_To do_
Copy the lines holding the word "made", all of them.

_Data records_

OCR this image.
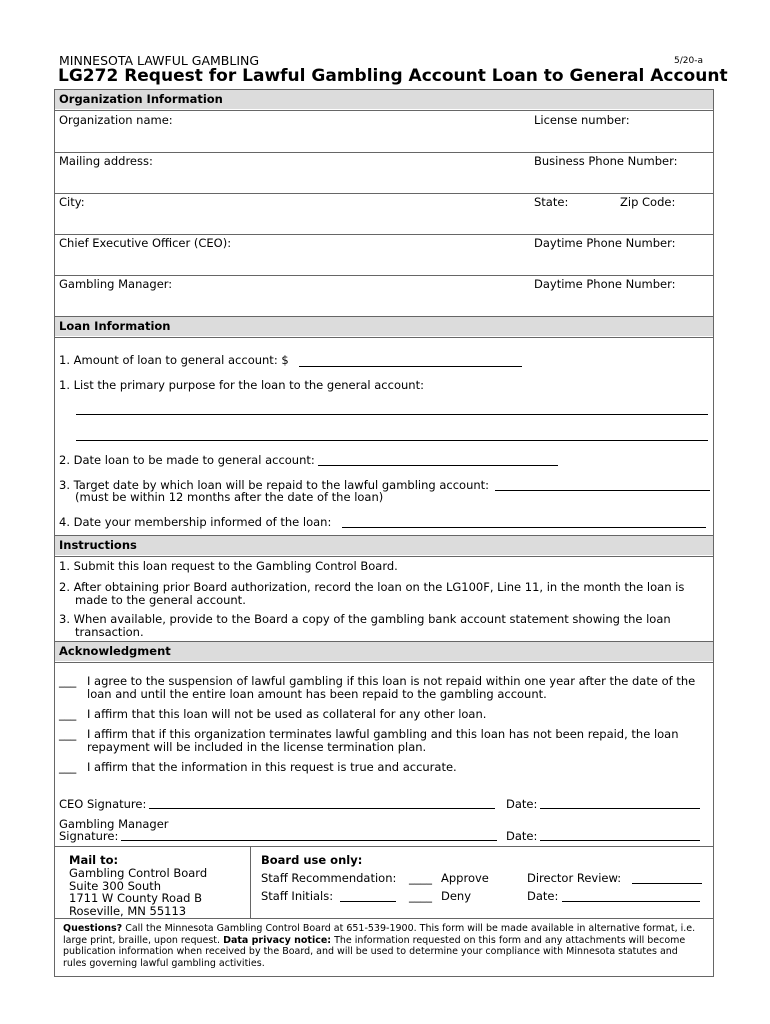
MINNESOTA LAWFUL GAMBLING	5/20-a
LG272 Request for Lawful Gambling Account Loan to General Account
Organization Information
Organization name:	License number:
Mailing address:	Business Phone Number:
City:	State:	Zip Code:
Chief Executive Officer (CEO):	Daytime Phone Number:
Gambling Manager:	Daytime Phone Number:
Loan Information
1. Amount of loan to general account: $
1. List the primary purpose for the loan to the general account:
2. Date loan to be made to general account:
3. Target date by which loan will be repaid to the lawful gambling account:
(must be within 12 months after the date of the loan)
4. Date your membership informed of the loan:
Instructions
1. Submit this loan request to the Gambling Control Board.
2. After obtaining prior Board authorization, record the loan on the LG100F, Line 11, in the month the loan is
made to the general account.
3. When available, provide to the Board a copy of the gambling bank account statement showing the loan
transaction.
Acknowledgment
___ I agree to the suspension of lawful gambling if this loan is not repaid within one year after the date of the
loan and until the entire loan amount has been repaid to the gambling account.
___ I affirm that this loan will not be used as collateral for any other loan.
___ I affirm that if this organization terminates lawful gambling and this loan has not been repaid, the loan
repayment will be included in the license termination plan.
___ I affirm that the information in this request is true and accurate.
CEO Signature:	Date:
Gambling Manager
Signature:	Date:
Mail to:
Gambling Control Board
Suite 300 South
1711 W County Road B
Roseville, MN 55113
Board use only:
Staff Recommendation: ____ Approve	Director Review:
Staff Initials:	____ Deny	Date:
Questions? Call the Minnesota Gambling Control Board at 651-539-1900. This form will be made available in alternative format, i.e. large print, braille, upon request. Data privacy notice: The information requested on this form and any attachments will become publication information when received by the Board, and will be used to determine your compliance with Minnesota statutes and rules governing lawful gambling activities.
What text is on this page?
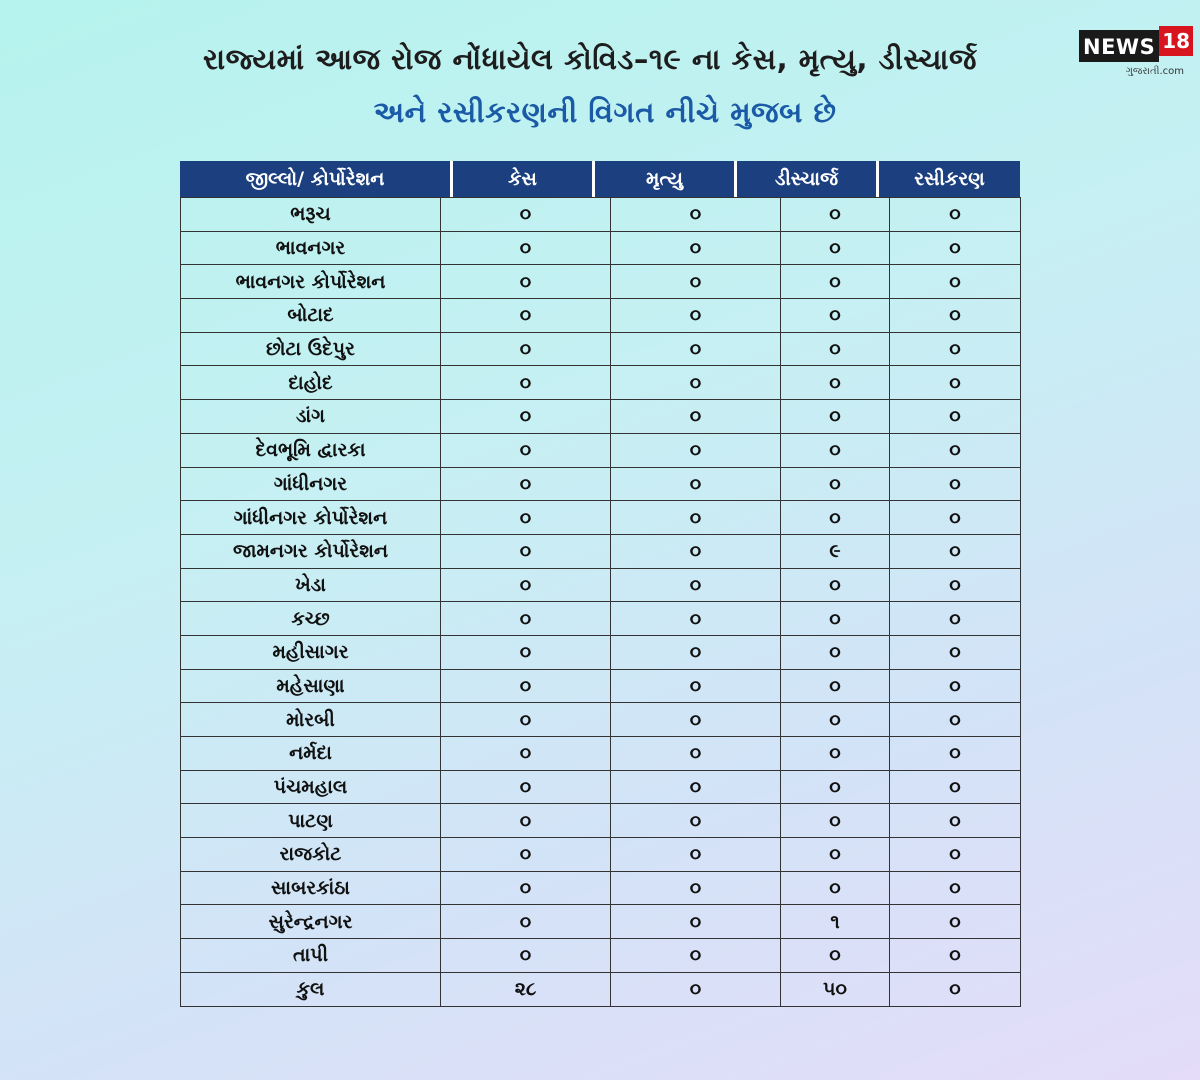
રાજ્યમાં આજ રોજ નોંધાયેલ કોવિડ–૧૯ ના કેસ, મૃત્યુ, ડીસ્ચાર્જ
અને રસીકરણની વિગત નીચે મુજબ છે
NEWS 18
ગુજરાતી.com
જીલ્લો/ કોર્પોરેશન	કેસ	મૃત્યુ	ડીસ્ચાર્જ	રસીકરણ
ભરૂચ	૦	૦	૦	૦
ભાવનગર	૦	૦	૦	૦
ભાવનગર કોર્પોરેશન	૦	૦	૦	૦
બોટાદ	૦	૦	૦	૦
છોટા ઉદેપુર	૦	૦	૦	૦
દાહોદ	૦	૦	૦	૦
ડાંગ	૦	૦	૦	૦
દેવભૂમિ દ્વારકા	૦	૦	૦	૦
ગાંધીનગર	૦	૦	૦	૦
ગાંધીનગર કોર્પોરેશન	૦	૦	૦	૦
જામનગર કોર્પોરેશન	૦	૦	૯	૦
ખેડા	૦	૦	૦	૦
કચ્છ	૦	૦	૦	૦
મહીસાગર	૦	૦	૦	૦
મહેસાણા	૦	૦	૦	૦
મોરબી	૦	૦	૦	૦
નર્મદા	૦	૦	૦	૦
પંચમહાલ	૦	૦	૦	૦
પાટણ	૦	૦	૦	૦
રાજકોટ	૦	૦	૦	૦
સાબરકાંઠા	૦	૦	૦	૦
સુરેન્દ્રનગર	૦	૦	૧	૦
તાપી	૦	૦	૦	૦
કુલ	૨૮	૦	૫૦	૦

_Exercise solution_
2. Date loan to be made to general account:
made to the general account.
Questions? Call the Minnesota Gambling Control Board at 651-539-1900. This form will be made available in alternative format, i.e. large print, braille, upon request. Data privacy notice: The information requested on this form and any attachments will become publication information when received by the Board, and will be used to determine your compliance with Minnesota statutes and rules governing lawful gambling activities.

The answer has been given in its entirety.